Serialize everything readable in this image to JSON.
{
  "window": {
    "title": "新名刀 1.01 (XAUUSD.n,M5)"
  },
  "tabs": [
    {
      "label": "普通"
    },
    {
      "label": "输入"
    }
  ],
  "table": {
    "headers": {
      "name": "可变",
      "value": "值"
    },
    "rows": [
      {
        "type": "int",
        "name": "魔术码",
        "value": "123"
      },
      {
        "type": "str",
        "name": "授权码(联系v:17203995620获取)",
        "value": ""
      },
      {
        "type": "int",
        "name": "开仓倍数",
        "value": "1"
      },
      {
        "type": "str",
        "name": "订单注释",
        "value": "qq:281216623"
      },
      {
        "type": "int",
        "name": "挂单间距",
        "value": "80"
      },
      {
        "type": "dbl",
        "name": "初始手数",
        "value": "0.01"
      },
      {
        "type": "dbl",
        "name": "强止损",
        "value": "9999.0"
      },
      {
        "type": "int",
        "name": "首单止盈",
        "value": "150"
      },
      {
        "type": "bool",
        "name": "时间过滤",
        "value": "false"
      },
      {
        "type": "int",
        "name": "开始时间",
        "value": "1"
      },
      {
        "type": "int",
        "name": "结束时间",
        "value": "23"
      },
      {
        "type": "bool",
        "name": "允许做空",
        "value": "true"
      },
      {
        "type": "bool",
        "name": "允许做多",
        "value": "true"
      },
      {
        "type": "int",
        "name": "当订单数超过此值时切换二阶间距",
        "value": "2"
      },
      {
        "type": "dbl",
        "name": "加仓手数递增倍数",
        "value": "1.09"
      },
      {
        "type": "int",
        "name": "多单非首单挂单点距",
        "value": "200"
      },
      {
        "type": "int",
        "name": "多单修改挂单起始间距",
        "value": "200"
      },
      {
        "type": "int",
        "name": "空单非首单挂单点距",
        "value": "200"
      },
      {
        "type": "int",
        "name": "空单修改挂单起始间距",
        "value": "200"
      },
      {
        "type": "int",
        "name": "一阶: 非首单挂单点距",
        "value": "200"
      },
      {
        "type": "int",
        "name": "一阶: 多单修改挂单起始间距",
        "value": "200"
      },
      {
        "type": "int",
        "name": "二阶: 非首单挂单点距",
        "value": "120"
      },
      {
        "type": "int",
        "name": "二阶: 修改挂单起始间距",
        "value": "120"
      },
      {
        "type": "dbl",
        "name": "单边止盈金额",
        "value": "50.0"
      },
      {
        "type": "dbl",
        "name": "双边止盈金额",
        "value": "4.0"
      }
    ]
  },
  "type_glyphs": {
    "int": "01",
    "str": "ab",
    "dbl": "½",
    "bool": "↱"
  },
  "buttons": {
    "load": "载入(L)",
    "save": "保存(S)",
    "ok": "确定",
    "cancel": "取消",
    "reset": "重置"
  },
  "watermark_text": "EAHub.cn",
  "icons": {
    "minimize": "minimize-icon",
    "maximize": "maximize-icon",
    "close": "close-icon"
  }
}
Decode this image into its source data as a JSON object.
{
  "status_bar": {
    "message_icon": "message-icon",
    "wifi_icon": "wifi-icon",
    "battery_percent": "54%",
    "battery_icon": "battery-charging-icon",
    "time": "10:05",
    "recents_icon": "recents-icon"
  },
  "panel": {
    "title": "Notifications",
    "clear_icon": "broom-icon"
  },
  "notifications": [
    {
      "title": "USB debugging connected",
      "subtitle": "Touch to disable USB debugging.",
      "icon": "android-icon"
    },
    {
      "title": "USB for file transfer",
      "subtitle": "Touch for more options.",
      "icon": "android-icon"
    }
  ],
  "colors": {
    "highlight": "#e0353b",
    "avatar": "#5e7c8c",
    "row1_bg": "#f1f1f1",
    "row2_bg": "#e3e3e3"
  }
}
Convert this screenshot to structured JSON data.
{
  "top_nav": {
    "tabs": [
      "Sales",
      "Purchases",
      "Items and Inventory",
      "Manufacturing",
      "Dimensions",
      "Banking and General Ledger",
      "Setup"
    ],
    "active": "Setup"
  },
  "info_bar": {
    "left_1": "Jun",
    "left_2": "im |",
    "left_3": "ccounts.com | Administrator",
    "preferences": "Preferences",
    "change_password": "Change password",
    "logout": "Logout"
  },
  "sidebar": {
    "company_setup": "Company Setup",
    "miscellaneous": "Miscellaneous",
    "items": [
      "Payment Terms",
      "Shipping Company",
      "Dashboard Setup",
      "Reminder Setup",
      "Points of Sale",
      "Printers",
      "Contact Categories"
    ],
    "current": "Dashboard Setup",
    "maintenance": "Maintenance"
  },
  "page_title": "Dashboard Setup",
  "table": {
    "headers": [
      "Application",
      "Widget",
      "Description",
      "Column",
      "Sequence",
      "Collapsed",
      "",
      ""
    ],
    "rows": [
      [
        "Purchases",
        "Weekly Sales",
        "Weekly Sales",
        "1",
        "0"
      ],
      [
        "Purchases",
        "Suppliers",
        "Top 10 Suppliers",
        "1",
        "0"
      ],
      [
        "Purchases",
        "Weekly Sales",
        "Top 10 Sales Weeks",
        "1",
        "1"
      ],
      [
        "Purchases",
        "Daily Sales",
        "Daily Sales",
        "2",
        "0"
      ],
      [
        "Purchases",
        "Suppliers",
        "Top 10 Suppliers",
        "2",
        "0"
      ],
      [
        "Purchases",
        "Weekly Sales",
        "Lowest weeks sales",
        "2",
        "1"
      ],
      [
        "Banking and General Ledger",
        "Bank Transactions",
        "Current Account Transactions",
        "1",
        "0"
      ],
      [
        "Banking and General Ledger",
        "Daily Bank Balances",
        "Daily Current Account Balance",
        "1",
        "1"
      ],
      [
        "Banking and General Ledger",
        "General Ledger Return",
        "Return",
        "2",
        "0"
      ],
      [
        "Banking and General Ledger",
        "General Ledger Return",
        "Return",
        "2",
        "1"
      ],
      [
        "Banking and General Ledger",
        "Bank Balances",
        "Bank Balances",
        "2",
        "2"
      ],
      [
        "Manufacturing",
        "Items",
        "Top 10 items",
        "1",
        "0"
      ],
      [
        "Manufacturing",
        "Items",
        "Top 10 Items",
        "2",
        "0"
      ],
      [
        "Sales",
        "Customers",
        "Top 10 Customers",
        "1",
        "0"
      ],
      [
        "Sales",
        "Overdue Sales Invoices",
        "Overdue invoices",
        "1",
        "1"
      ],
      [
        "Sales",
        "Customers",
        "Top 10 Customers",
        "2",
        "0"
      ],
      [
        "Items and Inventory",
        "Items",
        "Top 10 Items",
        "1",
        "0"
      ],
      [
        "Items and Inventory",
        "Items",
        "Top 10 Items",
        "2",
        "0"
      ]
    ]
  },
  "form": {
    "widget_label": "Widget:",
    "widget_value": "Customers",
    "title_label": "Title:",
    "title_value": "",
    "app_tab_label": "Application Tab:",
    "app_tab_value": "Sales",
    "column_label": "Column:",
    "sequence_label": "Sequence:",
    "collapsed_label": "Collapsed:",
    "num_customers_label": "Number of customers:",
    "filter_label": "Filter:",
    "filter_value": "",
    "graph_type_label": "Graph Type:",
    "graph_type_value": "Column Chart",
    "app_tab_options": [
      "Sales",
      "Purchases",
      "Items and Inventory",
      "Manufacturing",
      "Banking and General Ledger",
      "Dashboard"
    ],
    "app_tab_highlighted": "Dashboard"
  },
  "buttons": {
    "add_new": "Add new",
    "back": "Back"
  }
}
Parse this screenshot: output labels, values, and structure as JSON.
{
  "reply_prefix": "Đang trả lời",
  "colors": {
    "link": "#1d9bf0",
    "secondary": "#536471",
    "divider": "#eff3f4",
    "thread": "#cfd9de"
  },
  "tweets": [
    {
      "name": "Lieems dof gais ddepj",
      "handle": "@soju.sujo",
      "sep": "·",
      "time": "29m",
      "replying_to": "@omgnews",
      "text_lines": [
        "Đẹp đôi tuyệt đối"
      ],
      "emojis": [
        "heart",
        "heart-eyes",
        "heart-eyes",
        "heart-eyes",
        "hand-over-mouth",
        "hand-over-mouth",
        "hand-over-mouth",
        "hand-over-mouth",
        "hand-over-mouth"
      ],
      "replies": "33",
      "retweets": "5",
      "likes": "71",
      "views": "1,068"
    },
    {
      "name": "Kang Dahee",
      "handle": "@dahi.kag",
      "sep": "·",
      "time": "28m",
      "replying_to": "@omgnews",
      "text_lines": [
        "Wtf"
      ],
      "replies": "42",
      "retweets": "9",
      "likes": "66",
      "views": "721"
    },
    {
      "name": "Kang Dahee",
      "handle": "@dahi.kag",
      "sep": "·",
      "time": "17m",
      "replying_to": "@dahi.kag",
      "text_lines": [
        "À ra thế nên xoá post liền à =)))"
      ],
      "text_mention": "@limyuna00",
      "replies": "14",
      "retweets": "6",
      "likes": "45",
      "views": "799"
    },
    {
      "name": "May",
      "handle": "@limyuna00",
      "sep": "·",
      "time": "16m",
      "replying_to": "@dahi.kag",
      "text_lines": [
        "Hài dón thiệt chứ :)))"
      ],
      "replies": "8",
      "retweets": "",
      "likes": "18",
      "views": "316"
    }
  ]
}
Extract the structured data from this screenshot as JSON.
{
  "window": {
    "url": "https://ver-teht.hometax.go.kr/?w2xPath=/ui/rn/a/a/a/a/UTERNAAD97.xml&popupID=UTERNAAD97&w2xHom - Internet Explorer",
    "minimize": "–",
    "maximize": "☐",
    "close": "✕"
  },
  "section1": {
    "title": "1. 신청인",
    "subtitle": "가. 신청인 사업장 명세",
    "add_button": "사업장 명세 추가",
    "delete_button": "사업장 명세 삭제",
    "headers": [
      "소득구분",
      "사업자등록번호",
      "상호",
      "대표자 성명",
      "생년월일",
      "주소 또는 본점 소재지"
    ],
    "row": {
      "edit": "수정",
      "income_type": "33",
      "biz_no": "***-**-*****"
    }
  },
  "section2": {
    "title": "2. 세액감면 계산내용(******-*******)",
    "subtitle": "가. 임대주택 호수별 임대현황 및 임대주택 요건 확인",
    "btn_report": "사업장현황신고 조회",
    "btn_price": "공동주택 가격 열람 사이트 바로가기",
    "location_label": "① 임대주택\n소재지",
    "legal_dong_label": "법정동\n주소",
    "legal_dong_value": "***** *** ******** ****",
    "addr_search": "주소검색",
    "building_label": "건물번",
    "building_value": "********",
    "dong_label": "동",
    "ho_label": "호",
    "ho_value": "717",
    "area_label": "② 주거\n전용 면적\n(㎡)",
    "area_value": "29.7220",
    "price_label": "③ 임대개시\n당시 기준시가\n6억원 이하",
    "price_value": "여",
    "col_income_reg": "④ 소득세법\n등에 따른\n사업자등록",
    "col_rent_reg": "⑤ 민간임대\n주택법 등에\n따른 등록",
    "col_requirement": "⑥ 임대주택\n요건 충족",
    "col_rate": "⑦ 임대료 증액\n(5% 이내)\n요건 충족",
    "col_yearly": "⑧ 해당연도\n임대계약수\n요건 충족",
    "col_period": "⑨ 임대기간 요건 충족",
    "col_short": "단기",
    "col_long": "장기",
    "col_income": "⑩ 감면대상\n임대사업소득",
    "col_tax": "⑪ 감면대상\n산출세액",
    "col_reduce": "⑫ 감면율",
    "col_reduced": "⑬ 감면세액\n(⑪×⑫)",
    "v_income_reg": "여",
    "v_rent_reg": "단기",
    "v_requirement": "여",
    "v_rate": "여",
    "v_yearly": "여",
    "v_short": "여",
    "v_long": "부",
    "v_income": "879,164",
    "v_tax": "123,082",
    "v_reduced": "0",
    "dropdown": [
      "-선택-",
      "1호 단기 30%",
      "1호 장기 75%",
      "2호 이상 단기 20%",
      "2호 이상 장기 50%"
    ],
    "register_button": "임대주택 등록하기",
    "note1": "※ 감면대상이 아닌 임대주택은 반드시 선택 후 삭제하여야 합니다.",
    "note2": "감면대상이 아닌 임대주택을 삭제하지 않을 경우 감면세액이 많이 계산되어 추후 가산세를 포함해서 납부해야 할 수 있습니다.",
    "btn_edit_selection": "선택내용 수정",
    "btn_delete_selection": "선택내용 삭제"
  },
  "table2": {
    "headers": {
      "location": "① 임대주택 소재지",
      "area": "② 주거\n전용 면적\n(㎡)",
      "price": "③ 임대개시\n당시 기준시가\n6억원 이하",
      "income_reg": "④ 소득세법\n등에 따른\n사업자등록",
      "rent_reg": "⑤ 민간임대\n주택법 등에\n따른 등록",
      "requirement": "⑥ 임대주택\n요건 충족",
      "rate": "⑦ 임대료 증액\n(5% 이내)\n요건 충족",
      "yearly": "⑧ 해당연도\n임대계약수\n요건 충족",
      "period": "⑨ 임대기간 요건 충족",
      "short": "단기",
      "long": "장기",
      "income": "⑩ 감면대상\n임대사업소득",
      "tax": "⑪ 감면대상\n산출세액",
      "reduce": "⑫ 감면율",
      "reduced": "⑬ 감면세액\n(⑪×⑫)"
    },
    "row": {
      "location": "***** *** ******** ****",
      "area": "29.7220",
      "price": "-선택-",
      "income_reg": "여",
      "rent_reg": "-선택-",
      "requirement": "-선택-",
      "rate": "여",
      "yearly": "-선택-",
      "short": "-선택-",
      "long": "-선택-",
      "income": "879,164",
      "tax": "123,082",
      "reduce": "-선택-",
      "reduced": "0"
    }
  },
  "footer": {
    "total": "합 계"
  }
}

#### SET EXERCISE:
Give the count of lines holding the word "JSON" and nothing more.

#### TASK RESULT:
5